Task list:
**A.** In the article on Google's stock offering, at what price per share did the company and its insiders sell their shares?
**B.** Reproduce the stretch of the article on Google's stock offering from "For major investment" through "by Google’s founders.".

Wall Street May Have Taken Google to School
Google Inc.'s unorthodox stock offering Wednesday may have taught Wall Street a lesson -- just not the one that was intended.
The company’s announcement of a lower-than-expected price for its shares raised fresh doubts about the auction process that has been touted as a fairer alternative to the way Wall Street long has sold new stocks.
For major investment banks that reap rich benefits from traditional underwriting practices, the lesson of Google’s struggle may be that their franchise is safe.
Bankers “didn’t want this to succeed,” said Kent Womack, a finance professor at Dartmouth College in Hanover, N.H., and a longtime critic of conventional stock underwriting practices.
Others said the problem wasn’t Wall Street but inherent problems in the complexity of the auction process chosen by Google’s founders.
“I think they made it a lot harder on themselves,” said Tom Taulli, co-founder of CurrentOfferings.com, a Newport Beach-based research firm that analyzes new stock offerings. “If I were a CEO going public, I would want to use the traditional approach.”
To be sure, it remains to be seen how the company’s stock will fare once it begins trading today on Nasdaq.
The company and some of its insiders late Wednesday sold a total of 19.6 million shares at $85 each, down from the range of $108 to $135 a share originally estimated by Google.
Traditionally, investment bankers determine the price and terms of an initial public stock offering, in consultation with the company and with interested large investors. For their work, bankers often earn fees worth as much as 7% of the money raised.
Google said it wanted to democratize the process by putting small investors on the same plane as the biggest investors and taking away Wall Street’s near-absolute pricing authority -- in the process slashing the fees the bankers would earn. So it chose to hold a version of the so-called Dutch auction.
Under the little-used system, the initial price of a stock is set by the marketplace: All investors are invited to bid and the bids are tallied by price and number of shares sought. The stock is priced at the highest level that still allows all shares to be sold.
Google and its insiders had hoped to sell as many as 25.7 million shares in the offering. If the price had been at $135 a share, the top of the initial estimated range, the total raised would have been nearly $3.5 billion.
Instead, apparently facing much weaker-than-expected demand, the company was forced to discount the price, insiders decided to sell fewer shares, and the deal raised a total of $1.67 billion.
Some proponents of the auction system said Wednesday that the 28 brokerage and investment banking firms picked to take orders for Google stock had little incentive to drum up demand, or even explain the auction process to their clients.

Supplied material:
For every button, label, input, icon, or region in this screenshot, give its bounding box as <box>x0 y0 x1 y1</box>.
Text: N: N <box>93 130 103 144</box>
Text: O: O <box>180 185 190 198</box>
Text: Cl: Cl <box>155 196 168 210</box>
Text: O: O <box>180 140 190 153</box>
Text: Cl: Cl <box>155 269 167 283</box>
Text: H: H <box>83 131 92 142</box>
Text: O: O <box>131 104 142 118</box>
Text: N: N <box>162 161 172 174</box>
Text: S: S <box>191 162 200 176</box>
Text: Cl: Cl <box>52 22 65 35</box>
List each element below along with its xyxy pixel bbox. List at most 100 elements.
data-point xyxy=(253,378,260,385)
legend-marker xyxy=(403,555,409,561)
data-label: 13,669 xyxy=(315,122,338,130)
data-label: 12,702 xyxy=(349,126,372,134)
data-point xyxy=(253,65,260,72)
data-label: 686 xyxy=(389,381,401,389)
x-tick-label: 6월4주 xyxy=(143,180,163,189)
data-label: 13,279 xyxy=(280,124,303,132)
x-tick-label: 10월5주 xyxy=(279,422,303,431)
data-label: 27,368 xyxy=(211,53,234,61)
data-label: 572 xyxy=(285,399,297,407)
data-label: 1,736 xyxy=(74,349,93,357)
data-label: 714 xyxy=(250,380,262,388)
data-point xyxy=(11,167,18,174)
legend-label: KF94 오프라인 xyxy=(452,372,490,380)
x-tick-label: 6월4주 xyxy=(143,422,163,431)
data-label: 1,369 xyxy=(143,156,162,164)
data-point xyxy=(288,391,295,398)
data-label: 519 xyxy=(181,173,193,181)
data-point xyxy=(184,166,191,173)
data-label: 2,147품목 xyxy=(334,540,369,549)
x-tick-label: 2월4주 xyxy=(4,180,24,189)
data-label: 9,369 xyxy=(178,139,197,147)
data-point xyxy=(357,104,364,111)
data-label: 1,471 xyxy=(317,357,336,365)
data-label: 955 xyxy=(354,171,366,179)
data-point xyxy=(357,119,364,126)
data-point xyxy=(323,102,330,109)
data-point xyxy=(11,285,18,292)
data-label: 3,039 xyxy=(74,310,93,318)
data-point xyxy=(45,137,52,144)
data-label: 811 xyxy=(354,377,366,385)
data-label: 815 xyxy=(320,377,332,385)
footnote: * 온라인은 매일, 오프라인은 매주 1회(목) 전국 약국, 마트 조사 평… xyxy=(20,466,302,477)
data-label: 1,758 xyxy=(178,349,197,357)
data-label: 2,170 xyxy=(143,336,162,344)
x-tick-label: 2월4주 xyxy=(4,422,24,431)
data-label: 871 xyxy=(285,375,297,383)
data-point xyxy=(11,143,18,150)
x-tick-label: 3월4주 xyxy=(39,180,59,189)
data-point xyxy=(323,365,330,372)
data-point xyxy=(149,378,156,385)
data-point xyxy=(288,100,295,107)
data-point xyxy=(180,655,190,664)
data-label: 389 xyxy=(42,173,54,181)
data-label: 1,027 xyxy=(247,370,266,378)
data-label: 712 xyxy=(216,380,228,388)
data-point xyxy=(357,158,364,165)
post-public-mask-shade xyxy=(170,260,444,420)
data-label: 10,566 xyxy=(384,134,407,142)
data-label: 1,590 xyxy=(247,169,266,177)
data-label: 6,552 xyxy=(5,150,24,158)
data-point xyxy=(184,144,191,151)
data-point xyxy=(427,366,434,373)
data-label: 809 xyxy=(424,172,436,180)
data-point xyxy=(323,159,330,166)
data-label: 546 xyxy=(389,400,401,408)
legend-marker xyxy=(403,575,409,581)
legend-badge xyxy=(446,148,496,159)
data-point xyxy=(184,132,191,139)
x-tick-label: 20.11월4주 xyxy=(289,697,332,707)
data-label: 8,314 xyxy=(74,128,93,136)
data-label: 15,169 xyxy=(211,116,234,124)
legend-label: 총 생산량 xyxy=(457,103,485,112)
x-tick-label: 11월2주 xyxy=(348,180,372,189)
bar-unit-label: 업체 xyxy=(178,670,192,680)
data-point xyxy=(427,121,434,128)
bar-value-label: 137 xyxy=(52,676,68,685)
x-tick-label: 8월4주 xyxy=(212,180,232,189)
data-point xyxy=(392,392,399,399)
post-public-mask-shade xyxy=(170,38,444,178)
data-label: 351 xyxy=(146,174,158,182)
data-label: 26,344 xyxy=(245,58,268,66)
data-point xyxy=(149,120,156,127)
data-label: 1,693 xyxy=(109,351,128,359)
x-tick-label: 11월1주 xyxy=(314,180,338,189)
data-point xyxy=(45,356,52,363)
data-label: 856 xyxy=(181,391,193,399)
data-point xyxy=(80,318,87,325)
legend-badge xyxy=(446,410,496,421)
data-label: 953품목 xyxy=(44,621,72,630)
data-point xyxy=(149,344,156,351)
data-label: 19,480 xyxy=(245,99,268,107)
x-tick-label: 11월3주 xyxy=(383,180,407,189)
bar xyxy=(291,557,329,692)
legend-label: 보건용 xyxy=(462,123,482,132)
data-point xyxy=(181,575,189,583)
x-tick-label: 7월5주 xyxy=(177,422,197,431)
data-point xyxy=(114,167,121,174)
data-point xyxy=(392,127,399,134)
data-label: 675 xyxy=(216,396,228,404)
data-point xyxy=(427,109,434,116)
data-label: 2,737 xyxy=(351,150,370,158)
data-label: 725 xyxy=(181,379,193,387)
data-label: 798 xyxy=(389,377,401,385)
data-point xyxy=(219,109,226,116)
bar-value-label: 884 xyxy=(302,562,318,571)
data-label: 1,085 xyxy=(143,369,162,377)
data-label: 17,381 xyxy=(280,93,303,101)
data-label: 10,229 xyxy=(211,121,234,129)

Answers provided:
**A.** $85 a share.

**B.**
For major investment banks that reap rich benefits from traditional underwriting practices, the lesson of Google’s struggle may be that their franchise is safe.
Bankers “didn’t want this to succeed,” said Kent Womack, a finance professor at Dartmouth College in Hanover, N.H., and a longtime critic of conventional stock underwriting practices.
Others said the problem wasn’t Wall Street but inherent problems in the complexity of the auction process chosen by Google’s founders.